[Goal of the exercise]:
Consider the records below. How many of their lines include the word "user"? State the number and nothing else.

Collected data
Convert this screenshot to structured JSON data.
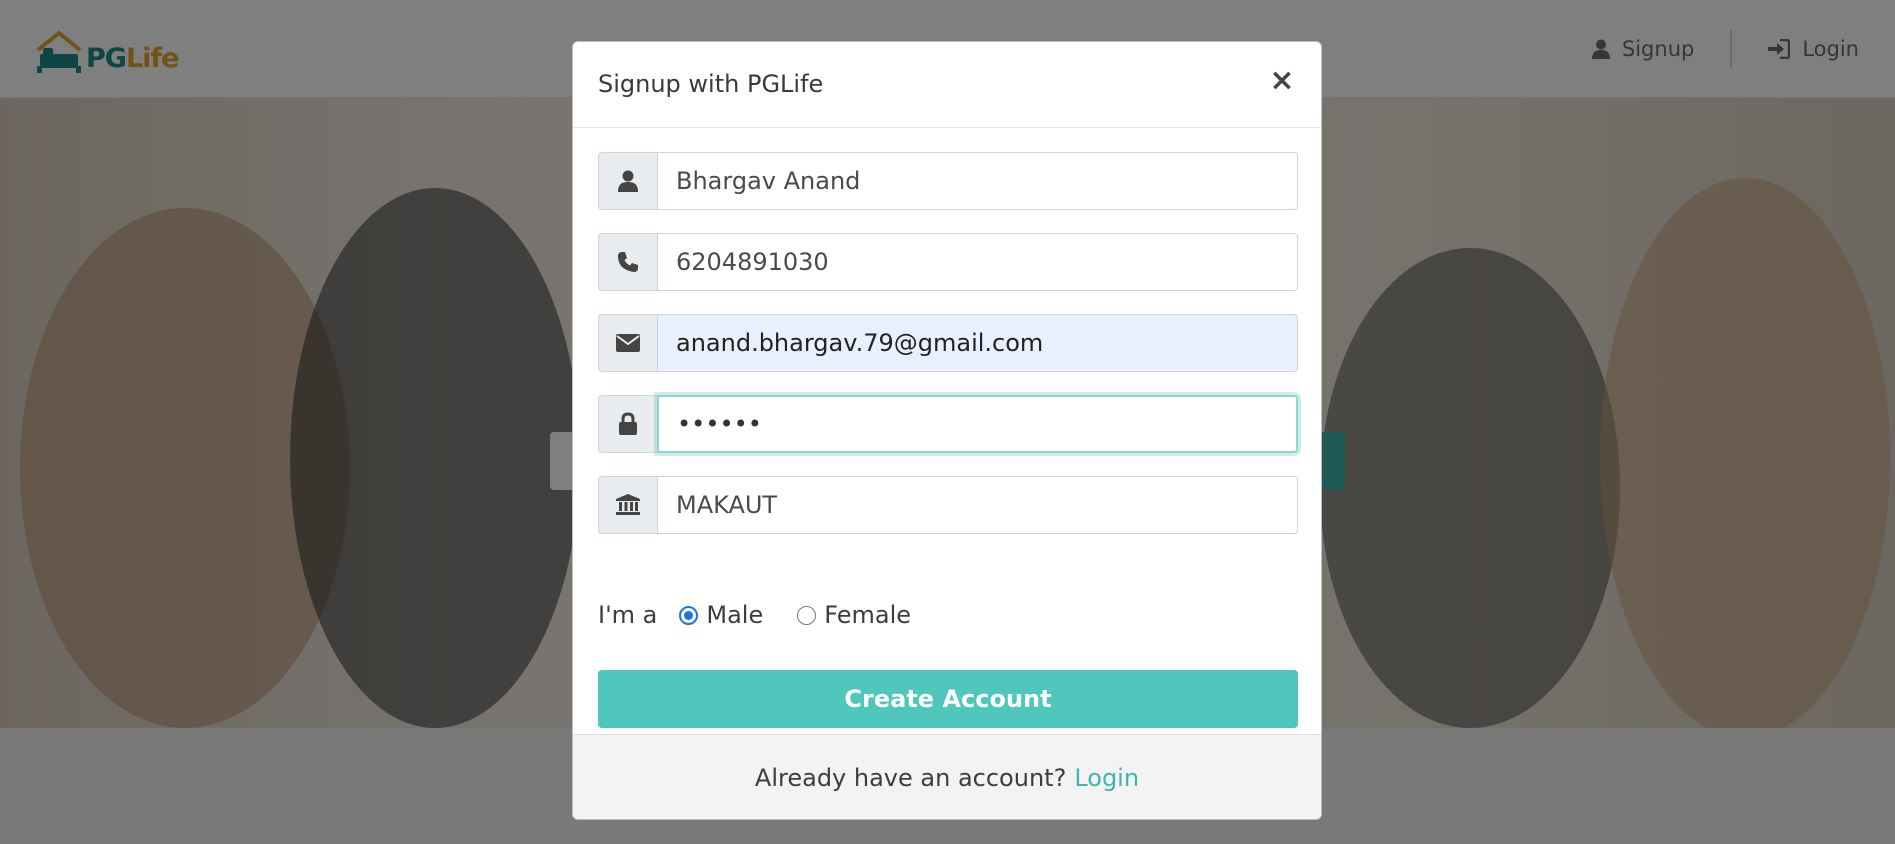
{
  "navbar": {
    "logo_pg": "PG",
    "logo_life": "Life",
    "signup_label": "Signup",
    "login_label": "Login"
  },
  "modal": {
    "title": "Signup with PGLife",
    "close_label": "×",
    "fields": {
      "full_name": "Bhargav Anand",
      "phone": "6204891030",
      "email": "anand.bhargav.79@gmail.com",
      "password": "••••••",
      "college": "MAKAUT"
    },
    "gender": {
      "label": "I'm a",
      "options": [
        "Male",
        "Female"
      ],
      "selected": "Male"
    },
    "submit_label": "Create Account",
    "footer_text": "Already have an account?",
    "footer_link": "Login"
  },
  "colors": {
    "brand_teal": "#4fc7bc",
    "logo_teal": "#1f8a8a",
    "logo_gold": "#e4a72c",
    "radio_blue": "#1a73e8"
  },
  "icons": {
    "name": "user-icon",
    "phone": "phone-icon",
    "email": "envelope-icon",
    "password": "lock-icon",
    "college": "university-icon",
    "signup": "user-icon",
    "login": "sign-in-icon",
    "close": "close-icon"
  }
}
...
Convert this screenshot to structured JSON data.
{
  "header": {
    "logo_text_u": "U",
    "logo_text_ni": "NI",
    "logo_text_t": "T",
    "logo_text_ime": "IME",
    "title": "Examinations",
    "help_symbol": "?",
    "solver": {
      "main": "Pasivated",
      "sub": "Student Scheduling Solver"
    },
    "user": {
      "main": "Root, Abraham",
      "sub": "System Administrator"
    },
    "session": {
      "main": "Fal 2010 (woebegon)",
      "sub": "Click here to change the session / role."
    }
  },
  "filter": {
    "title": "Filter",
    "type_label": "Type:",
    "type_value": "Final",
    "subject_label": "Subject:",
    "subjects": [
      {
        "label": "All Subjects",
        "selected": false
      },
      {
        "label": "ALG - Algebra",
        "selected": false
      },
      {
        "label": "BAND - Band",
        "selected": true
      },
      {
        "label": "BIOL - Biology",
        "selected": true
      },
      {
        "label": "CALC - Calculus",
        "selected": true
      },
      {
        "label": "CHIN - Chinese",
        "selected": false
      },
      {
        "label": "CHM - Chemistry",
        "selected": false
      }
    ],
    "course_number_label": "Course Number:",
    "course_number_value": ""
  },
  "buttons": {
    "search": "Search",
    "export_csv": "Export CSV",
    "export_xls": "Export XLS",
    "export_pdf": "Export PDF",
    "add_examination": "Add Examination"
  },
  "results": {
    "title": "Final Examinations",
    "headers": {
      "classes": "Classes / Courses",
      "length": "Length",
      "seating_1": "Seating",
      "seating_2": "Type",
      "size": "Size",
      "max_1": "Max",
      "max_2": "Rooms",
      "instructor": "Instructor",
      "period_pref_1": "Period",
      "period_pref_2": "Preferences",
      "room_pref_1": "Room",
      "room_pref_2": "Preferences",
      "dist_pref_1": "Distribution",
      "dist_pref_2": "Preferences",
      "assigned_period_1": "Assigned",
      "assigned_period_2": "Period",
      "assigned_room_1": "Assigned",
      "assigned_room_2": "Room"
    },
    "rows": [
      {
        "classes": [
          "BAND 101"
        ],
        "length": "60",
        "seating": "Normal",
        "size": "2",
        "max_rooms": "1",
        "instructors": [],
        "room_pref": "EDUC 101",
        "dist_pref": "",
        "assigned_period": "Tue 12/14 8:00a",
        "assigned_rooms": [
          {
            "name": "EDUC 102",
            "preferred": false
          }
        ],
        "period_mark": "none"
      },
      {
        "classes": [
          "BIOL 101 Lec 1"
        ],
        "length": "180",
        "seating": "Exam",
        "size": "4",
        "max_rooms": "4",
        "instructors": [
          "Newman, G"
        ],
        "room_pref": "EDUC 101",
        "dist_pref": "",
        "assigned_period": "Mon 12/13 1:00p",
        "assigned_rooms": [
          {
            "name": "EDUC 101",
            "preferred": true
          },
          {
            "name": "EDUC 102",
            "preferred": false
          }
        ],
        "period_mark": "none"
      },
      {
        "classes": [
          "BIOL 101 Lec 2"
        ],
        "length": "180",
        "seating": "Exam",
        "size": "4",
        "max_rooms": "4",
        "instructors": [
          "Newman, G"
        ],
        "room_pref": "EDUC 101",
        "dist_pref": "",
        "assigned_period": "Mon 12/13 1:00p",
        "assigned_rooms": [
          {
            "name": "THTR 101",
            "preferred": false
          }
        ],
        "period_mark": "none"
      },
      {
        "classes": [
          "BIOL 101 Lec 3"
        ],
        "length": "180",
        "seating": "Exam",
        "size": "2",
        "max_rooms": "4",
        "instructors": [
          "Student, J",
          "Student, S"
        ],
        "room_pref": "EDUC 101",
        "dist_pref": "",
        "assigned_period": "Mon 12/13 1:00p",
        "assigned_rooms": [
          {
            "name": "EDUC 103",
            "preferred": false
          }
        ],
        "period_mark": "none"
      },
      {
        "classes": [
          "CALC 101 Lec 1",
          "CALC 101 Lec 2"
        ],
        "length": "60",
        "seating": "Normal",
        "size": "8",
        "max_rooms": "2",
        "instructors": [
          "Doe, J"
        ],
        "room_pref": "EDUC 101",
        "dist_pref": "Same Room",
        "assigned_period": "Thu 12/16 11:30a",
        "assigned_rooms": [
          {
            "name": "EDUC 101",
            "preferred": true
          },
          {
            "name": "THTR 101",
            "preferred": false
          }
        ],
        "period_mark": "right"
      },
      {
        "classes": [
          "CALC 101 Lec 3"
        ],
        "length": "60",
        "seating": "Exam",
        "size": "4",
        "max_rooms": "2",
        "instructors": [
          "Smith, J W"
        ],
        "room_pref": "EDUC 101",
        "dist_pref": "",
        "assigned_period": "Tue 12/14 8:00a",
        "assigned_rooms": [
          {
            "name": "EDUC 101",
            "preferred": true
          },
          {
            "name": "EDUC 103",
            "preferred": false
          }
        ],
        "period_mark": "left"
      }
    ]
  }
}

[Full solution]:
3